## BEGIN
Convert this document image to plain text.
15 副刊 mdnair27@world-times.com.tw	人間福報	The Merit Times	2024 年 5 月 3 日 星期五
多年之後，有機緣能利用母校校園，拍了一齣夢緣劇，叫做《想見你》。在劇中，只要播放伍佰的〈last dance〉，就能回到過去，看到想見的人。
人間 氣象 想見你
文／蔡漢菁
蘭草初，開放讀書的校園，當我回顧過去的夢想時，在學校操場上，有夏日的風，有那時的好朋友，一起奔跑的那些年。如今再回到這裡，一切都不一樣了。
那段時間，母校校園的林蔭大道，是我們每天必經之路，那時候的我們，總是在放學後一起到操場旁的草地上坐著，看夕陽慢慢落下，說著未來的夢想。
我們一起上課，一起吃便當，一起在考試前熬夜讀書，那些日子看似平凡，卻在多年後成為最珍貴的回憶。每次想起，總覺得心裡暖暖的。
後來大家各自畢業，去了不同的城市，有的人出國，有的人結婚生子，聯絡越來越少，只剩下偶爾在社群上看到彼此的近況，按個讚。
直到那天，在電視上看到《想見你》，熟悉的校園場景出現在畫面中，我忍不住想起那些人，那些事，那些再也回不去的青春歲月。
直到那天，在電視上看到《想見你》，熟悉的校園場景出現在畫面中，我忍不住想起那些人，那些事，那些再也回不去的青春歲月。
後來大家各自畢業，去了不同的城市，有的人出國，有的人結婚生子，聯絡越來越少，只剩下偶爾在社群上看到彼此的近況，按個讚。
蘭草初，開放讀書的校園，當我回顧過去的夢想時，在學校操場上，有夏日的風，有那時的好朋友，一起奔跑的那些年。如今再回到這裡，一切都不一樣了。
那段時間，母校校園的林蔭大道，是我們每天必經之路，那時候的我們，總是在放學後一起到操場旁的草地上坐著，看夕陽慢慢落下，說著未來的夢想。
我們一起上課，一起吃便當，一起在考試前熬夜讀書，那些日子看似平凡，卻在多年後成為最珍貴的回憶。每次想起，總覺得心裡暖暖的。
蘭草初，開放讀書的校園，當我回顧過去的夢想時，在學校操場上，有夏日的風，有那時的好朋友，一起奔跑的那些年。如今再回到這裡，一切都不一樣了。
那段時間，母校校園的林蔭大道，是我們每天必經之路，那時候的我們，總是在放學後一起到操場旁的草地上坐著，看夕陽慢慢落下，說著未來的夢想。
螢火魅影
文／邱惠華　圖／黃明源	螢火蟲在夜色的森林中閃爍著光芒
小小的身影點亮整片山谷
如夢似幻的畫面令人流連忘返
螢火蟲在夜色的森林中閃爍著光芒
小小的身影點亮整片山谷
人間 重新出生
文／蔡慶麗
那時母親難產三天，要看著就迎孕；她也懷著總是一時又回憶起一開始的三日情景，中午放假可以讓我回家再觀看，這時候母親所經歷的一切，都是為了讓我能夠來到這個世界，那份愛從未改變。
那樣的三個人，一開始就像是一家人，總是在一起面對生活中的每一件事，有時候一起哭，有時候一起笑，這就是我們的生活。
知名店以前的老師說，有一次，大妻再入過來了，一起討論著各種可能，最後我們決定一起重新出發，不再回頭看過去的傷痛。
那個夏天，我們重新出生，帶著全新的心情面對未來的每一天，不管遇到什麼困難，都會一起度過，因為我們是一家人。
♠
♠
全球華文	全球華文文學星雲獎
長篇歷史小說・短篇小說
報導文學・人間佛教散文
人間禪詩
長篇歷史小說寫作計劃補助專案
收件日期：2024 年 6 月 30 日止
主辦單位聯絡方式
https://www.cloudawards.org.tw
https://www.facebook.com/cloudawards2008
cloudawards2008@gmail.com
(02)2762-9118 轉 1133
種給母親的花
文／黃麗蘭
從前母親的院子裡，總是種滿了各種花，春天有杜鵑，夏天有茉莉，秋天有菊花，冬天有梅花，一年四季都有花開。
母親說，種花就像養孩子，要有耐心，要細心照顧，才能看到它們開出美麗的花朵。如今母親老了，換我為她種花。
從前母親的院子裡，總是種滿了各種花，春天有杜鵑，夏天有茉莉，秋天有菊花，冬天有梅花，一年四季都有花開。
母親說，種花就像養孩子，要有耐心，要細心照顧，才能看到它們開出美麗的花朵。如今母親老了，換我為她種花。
## END
● Task: Write out the entries in full, exactly as given.

● Reply to the task:
Convert this document image to plain text.
15 副刊 mdnair27@world-times.com.tw	人間福報	The Merit Times	2024 年 5 月 3 日 星期五
多年之後，有機緣能利用母校校園，拍了一齣夢緣劇，叫做《想見你》。在劇中，只要播放伍佰的〈last dance〉，就能回到過去，看到想見的人。
人間 氣象 想見你
文／蔡漢菁
蘭草初，開放讀書的校園，當我回顧過去的夢想時，在學校操場上，有夏日的風，有那時的好朋友，一起奔跑的那些年。如今再回到這裡，一切都不一樣了。
那段時間，母校校園的林蔭大道，是我們每天必經之路，那時候的我們，總是在放學後一起到操場旁的草地上坐著，看夕陽慢慢落下，說著未來的夢想。
我們一起上課，一起吃便當，一起在考試前熬夜讀書，那些日子看似平凡，卻在多年後成為最珍貴的回憶。每次想起，總覺得心裡暖暖的。
後來大家各自畢業，去了不同的城市，有的人出國，有的人結婚生子，聯絡越來越少，只剩下偶爾在社群上看到彼此的近況，按個讚。
直到那天，在電視上看到《想見你》，熟悉的校園場景出現在畫面中，我忍不住想起那些人，那些事，那些再也回不去的青春歲月。
直到那天，在電視上看到《想見你》，熟悉的校園場景出現在畫面中，我忍不住想起那些人，那些事，那些再也回不去的青春歲月。
後來大家各自畢業，去了不同的城市，有的人出國，有的人結婚生子，聯絡越來越少，只剩下偶爾在社群上看到彼此的近況，按個讚。
蘭草初，開放讀書的校園，當我回顧過去的夢想時，在學校操場上，有夏日的風，有那時的好朋友，一起奔跑的那些年。如今再回到這裡，一切都不一樣了。
那段時間，母校校園的林蔭大道，是我們每天必經之路，那時候的我們，總是在放學後一起到操場旁的草地上坐著，看夕陽慢慢落下，說著未來的夢想。
我們一起上課，一起吃便當，一起在考試前熬夜讀書，那些日子看似平凡，卻在多年後成為最珍貴的回憶。每次想起，總覺得心裡暖暖的。
蘭草初，開放讀書的校園，當我回顧過去的夢想時，在學校操場上，有夏日的風，有那時的好朋友，一起奔跑的那些年。如今再回到這裡，一切都不一樣了。
那段時間，母校校園的林蔭大道，是我們每天必經之路，那時候的我們，總是在放學後一起到操場旁的草地上坐著，看夕陽慢慢落下，說著未來的夢想。
螢火魅影
文／邱惠華　圖／黃明源	螢火蟲在夜色的森林中閃爍著光芒
小小的身影點亮整片山谷
如夢似幻的畫面令人流連忘返
螢火蟲在夜色的森林中閃爍著光芒
小小的身影點亮整片山谷
人間 重新出生
文／蔡慶麗
那時母親難產三天，要看著就迎孕；她也懷著總是一時又回憶起一開始的三日情景，中午放假可以讓我回家再觀看，這時候母親所經歷的一切，都是為了讓我能夠來到這個世界，那份愛從未改變。
那樣的三個人，一開始就像是一家人，總是在一起面對生活中的每一件事，有時候一起哭，有時候一起笑，這就是我們的生活。
知名店以前的老師說，有一次，大妻再入過來了，一起討論著各種可能，最後我們決定一起重新出發，不再回頭看過去的傷痛。
那個夏天，我們重新出生，帶著全新的心情面對未來的每一天，不管遇到什麼困難，都會一起度過，因為我們是一家人。
♠
♠
全球華文	全球華文文學星雲獎
長篇歷史小說・短篇小說
報導文學・人間佛教散文
人間禪詩
長篇歷史小說寫作計劃補助專案
收件日期：2024 年 6 月 30 日止
主辦單位聯絡方式
https://www.cloudawards.org.tw
https://www.facebook.com/cloudawards2008
cloudawards2008@gmail.com
(02)2762-9118 轉 1133
種給母親的花
文／黃麗蘭
從前母親的院子裡，總是種滿了各種花，春天有杜鵑，夏天有茉莉，秋天有菊花，冬天有梅花，一年四季都有花開。
母親說，種花就像養孩子，要有耐心，要細心照顧，才能看到它們開出美麗的花朵。如今母親老了，換我為她種花。
從前母親的院子裡，總是種滿了各種花，春天有杜鵑，夏天有茉莉，秋天有菊花，冬天有梅花，一年四季都有花開。
母親說，種花就像養孩子，要有耐心，要細心照顧，才能看到它們開出美麗的花朵。如今母親老了，換我為她種花。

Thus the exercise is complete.